**Excerpted data**
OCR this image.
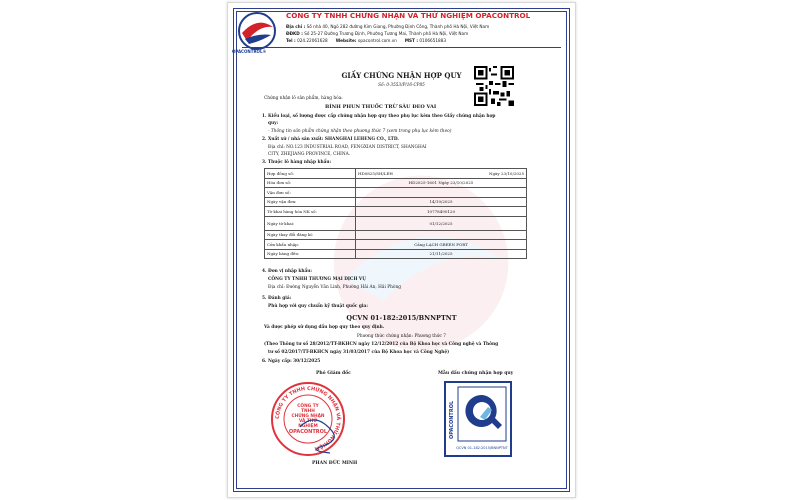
OPACONTROL®
CÔNG TY TNHH CHỨNG NHẬN VÀ THỬ NGHIỆM OPACONTROL
Địa chỉ : Số nhà 40, Ngõ 282 đường Kim Giang, Phường Định Công, Thành phố Hà Nội, Việt Nam
ĐĐKD : Số 25-27 Đường Trương Định, Phường Tương Mai, Thành phố Hà Nội, Việt Nam
Tel : 024.22061628 Website: opacontrol.com.vn MST : 0106651883
GIẤY CHỨNG NHẬN HỢP QUY
Số: 0-3553/P/16-CP85
Chứng nhận lô sản phẩm, hàng hóa:
BÌNH PHUN THUỐC TRỪ SÂU ĐEO VAI
1. Kiểu loại, số lượng được cấp chứng nhận hợp quy theo phụ lục kèm theo Giấy chứng nhận hợp
quy:
- Thông tin sản phẩm chứng nhận theo phương thức 7 (xem trong phụ lục kèm theo)
2. Xuất xứ / nhà sản xuất: SHANGHAI LEHENG CO., LTD.
Địa chỉ: NO.123 INDUSTRIAL ROAD, FENGXIAN DISTRICT, SHANGHAI
CITY, ZHEJIANG PROVINCE, CHINA.
3. Thuộc lô hàng nhập khẩu:
Hợp đồng số:	HD0825/SH/LEH Ngày 23/10/2025

Hóa đơn số:	HD2025-1601 Ngày 23/10/2025
Vận đơn số:	
Ngày vận đơn:	14/10/2025
Tờ khai hàng hóa NK số:	10778490120
Ngày tờ khai:	01/12/2025
Ngày thay đổi đăng kí:	
Cửa khẩu nhập:	Cảng LẠCH GREEN PORT
Ngày hàng đến:	21/11/2025
4. Đơn vị nhập khẩu:
CÔNG TY TNHH THƯƠNG MẠI DỊCH VỤ
Địa chỉ: Đường Nguyễn Văn Linh, Phường Hải An, Hải Phòng
5. Đánh giá:
Phù hợp với quy chuẩn kỹ thuật quốc gia:
QCVN 01-182:2015/BNNPTNT
Và được phép sử dụng dấu hợp quy theo quy định.
Phương thức chứng nhận: Phương thức 7
(Theo Thông tư số 28/2012/TT-BKHCN ngày 12/12/2012 của Bộ Khoa học và Công nghệ và Thông
tư số 02/2017/TT-BKHCN ngày 31/03/2017 của Bộ Khoa học và Công Nghệ)
6. Ngày cấp: 30/12/2025
Phó Giám đốc	Mẫu dấu chứng nhận hợp quy
CÔNG TY TNHH CHỨNG NHẬN VÀ THỬ NGHIỆM
CÔNG TY
TNHH
CHỨNG NHẬN
VÀ THỬ
NGHIỆM
OPACONTROL
PHAN ĐỨC MINH
OPACONTROL
QCVN 01-182:2015/BNNPTNT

**What you will do**
Show all lines in the entries above where the string "nhập" appears.

**Output of the task**
3. Thuộc lô hàng nhập khẩu:
Cửa khẩu nhập:	Cảng LẠCH GREEN PORT
4. Đơn vị nhập khẩu:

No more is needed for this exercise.